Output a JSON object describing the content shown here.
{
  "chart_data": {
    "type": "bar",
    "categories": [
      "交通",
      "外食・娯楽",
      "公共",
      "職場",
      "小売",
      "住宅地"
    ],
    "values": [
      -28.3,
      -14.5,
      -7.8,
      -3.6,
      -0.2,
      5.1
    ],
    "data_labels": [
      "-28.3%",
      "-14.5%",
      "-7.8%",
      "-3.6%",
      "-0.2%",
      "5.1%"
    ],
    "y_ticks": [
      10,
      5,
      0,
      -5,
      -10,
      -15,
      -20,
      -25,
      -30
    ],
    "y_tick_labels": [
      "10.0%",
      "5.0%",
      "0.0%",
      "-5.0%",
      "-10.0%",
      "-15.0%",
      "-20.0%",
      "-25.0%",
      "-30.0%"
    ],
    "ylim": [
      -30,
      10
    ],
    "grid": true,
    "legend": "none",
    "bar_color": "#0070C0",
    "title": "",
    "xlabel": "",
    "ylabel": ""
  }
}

★ ★ ★ ★ ★ ★ ★

_THE REQUEST_.
Write out the records shown above, exactly as they appear.

_ANSWER BELOW_.
Output a JSON object describing the content shown here.
{
  "chart_data": {
    "type": "bar",
    "categories": [
      "交通",
      "外食・娯楽",
      "公共",
      "職場",
      "小売",
      "住宅地"
    ],
    "values": [
      -28.3,
      -14.5,
      -7.8,
      -3.6,
      -0.2,
      5.1
    ],
    "data_labels": [
      "-28.3%",
      "-14.5%",
      "-7.8%",
      "-3.6%",
      "-0.2%",
      "5.1%"
    ],
    "y_ticks": [
      10,
      5,
      0,
      -5,
      -10,
      -15,
      -20,
      -25,
      -30
    ],
    "y_tick_labels": [
      "10.0%",
      "5.0%",
      "0.0%",
      "-5.0%",
      "-10.0%",
      "-15.0%",
      "-20.0%",
      "-25.0%",
      "-30.0%"
    ],
    "ylim": [
      -30,
      10
    ],
    "grid": true,
    "legend": "none",
    "bar_color": "#0070C0",
    "title": "",
    "xlabel": "",
    "ylabel": ""
  }
}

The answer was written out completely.